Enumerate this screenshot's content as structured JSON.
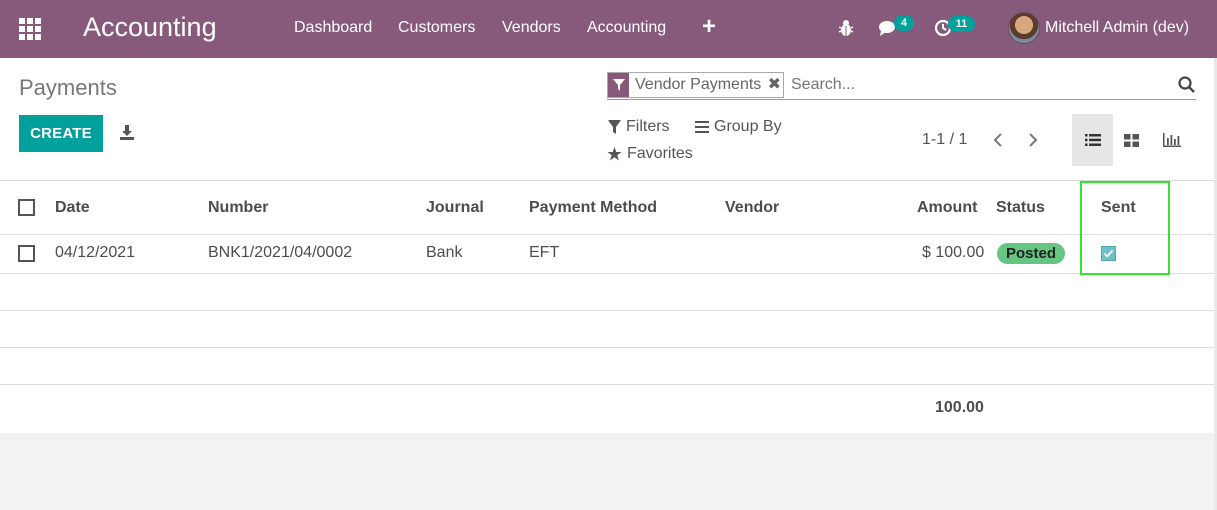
{
  "topbar": {
    "app_title": "Accounting",
    "menu": [
      "Dashboard",
      "Customers",
      "Vendors",
      "Accounting"
    ],
    "plus_label": "+",
    "chat_count": "4",
    "activity_count": "11",
    "user_name": "Mitchell Admin (dev)",
    "bg_color": "#875a7b"
  },
  "control_panel": {
    "title": "Payments",
    "create_label": "CREATE",
    "facet_label": "Vendor Payments",
    "facet_close": "✖",
    "search_placeholder": "Search...",
    "filters_label": "Filters",
    "group_by_label": "Group By",
    "favorites_label": "Favorites",
    "pager": "1-1 / 1",
    "accent_color": "#00a09d"
  },
  "table": {
    "columns": [
      "Date",
      "Number",
      "Journal",
      "Payment Method",
      "Vendor",
      "Amount",
      "Status",
      "Sent"
    ],
    "rows": [
      {
        "date": "04/12/2021",
        "number": "BNK1/2021/04/0002",
        "journal": "Bank",
        "payment_method": "EFT",
        "vendor": "",
        "amount": "$ 100.00",
        "status": "Posted",
        "sent": true
      }
    ],
    "total_amount": "100.00",
    "status_color": "#65c581"
  }
}
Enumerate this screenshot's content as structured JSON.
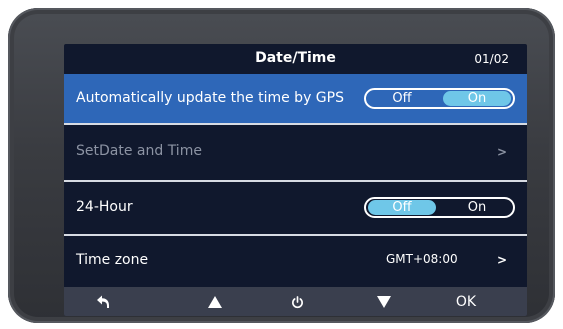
{
  "header": {
    "title": "Date/Time",
    "page": "01/02"
  },
  "rows": [
    {
      "label": "Automatically update the time by GPS",
      "toggle": {
        "off": "Off",
        "on": "On",
        "selected": "On"
      }
    },
    {
      "label": "SetDate and Time",
      "arrow": ">"
    },
    {
      "label": "24-Hour",
      "toggle": {
        "off": "Off",
        "on": "On",
        "selected": "Off"
      }
    },
    {
      "label": "Time zone",
      "value": "GMT+08:00",
      "arrow": ">"
    }
  ],
  "bottom_bar": {
    "back_icon": "back-arrow-icon",
    "up_icon": "triangle-up-icon",
    "power_icon": "power-icon",
    "down_icon": "triangle-down-icon",
    "ok_label": "OK"
  },
  "colors": {
    "screen_bg": "#10182d",
    "selected_row": "#2e67b8",
    "toggle_active": "#6fc7e8",
    "bottom_bar": "#3a3f4e",
    "bezel": "#3a3c41"
  }
}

▶ [Task description]: Repeat the entries exactly and keep the pictures out of the copy.

▶ [Answer to the exercise]:
Enumerate this screenshot's content as structured JSON.
{
  "topbar": {
    "app_title": "Accounting",
    "menu": [
      "Dashboard",
      "Customers",
      "Vendors",
      "Accounting"
    ],
    "plus_label": "+",
    "chat_count": "4",
    "activity_count": "11",
    "user_name": "Mitchell Admin (dev)",
    "bg_color": "#875a7b"
  },
  "control_panel": {
    "title": "Payments",
    "create_label": "CREATE",
    "facet_label": "Vendor Payments",
    "facet_close": "✖",
    "search_placeholder": "Search...",
    "filters_label": "Filters",
    "group_by_label": "Group By",
    "favorites_label": "Favorites",
    "pager": "1-1 / 1",
    "accent_color": "#00a09d"
  },
  "table": {
    "columns": [
      "Date",
      "Number",
      "Journal",
      "Payment Method",
      "Vendor",
      "Amount",
      "Status",
      "Sent"
    ],
    "rows": [
      {
        "date": "04/12/2021",
        "number": "BNK1/2021/04/0002",
        "journal": "Bank",
        "payment_method": "EFT",
        "vendor": "",
        "amount": "$ 100.00",
        "status": "Posted",
        "sent": true
      }
    ],
    "total_amount": "100.00",
    "status_color": "#65c581"
  }
}
Enumerate this screenshot's content as structured JSON.
{
  "header": {
    "title": "Date/Time",
    "page": "01/02"
  },
  "rows": [
    {
      "label": "Automatically update the time by GPS",
      "toggle": {
        "off": "Off",
        "on": "On",
        "selected": "On"
      }
    },
    {
      "label": "SetDate and Time",
      "arrow": ">"
    },
    {
      "label": "24-Hour",
      "toggle": {
        "off": "Off",
        "on": "On",
        "selected": "Off"
      }
    },
    {
      "label": "Time zone",
      "value": "GMT+08:00",
      "arrow": ">"
    }
  ],
  "bottom_bar": {
    "back_icon": "back-arrow-icon",
    "up_icon": "triangle-up-icon",
    "power_icon": "power-icon",
    "down_icon": "triangle-down-icon",
    "ok_label": "OK"
  },
  "colors": {
    "screen_bg": "#10182d",
    "selected_row": "#2e67b8",
    "toggle_active": "#6fc7e8",
    "bottom_bar": "#3a3f4e",
    "bezel": "#3a3c41"
  }
}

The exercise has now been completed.